/---

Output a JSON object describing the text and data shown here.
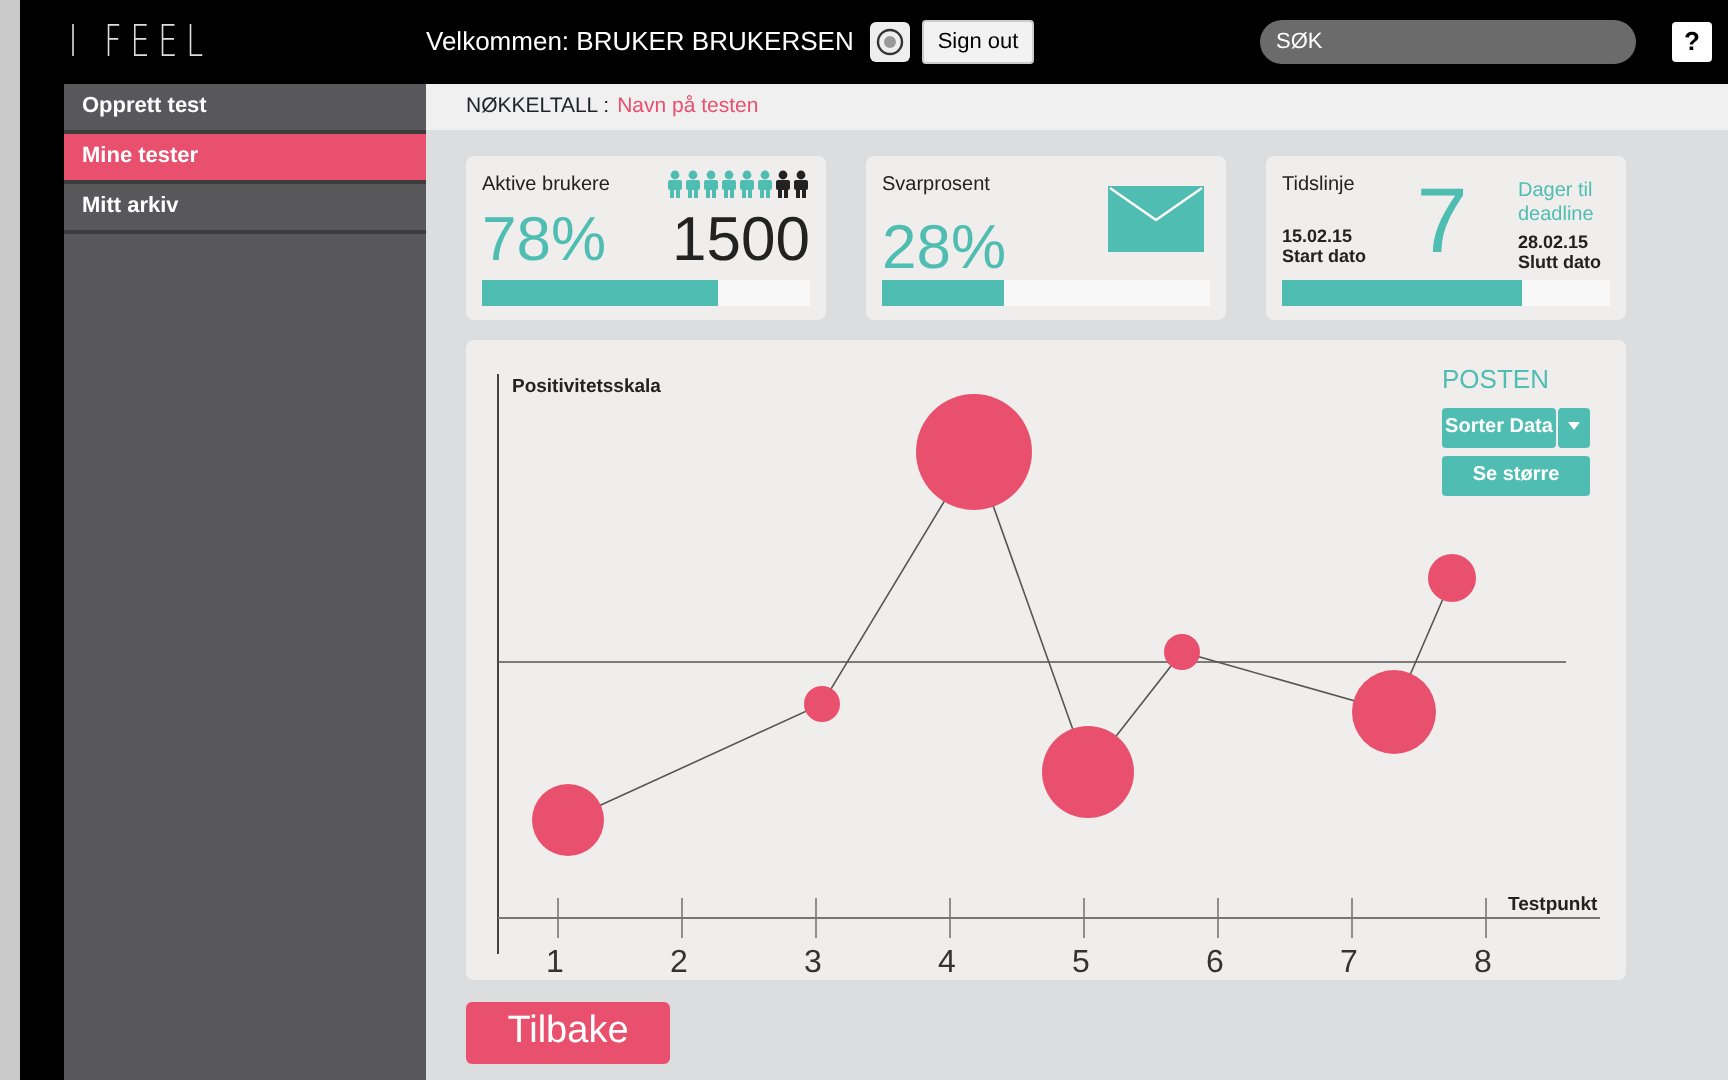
{
  "header": {
    "logo": "I FEEL",
    "welcome": "Velkommen: BRUKER BRUKERSEN",
    "sign_out": "Sign out",
    "search": {
      "placeholder": "SØK"
    },
    "help": "?"
  },
  "sidebar": {
    "items": [
      {
        "label": "Opprett test",
        "selected": false
      },
      {
        "label": "Mine tester",
        "selected": true
      },
      {
        "label": "Mitt arkiv",
        "selected": false
      }
    ]
  },
  "breadcrumb": {
    "label": "NØKKELTALL :",
    "test_name": "Navn på testen"
  },
  "cards": [
    {
      "kind": "users",
      "title": "Aktive brukere",
      "value": "78%",
      "count": "1500",
      "people": [
        {
          "active": true
        },
        {
          "active": true
        },
        {
          "active": true
        },
        {
          "active": true
        },
        {
          "active": true
        },
        {
          "active": true
        },
        {
          "active": false
        },
        {
          "active": false
        }
      ],
      "level": 0.72
    },
    {
      "kind": "response",
      "title": "Svarprosent",
      "value": "28%",
      "level": 0.37
    },
    {
      "kind": "timeline",
      "title": "Tidslinje",
      "days": "7",
      "days_label": "Dager til deadline",
      "start_date": "15.02.15",
      "start_label": "Start dato",
      "end_date": "28.02.15",
      "end_label": "Slutt dato",
      "level": 0.73
    }
  ],
  "chart": {
    "ylabel": "Positivitetsskala",
    "xlabel": "Testpunkt",
    "x_labels": [
      "1",
      "2",
      "3",
      "4",
      "5",
      "6",
      "7",
      "8"
    ],
    "panel": {
      "title": "POSTEN",
      "sort_button": "Sorter Data",
      "expand_button": "Se større"
    }
  },
  "back_button": "Tilbake"
}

\---

◆ **AIM**
From the records given above, copy all lines containing "dato".

◆ **OUTPUT FOR THIS EXERCISE**
      "start_label": "Start dato",
      "end_label": "Slutt dato",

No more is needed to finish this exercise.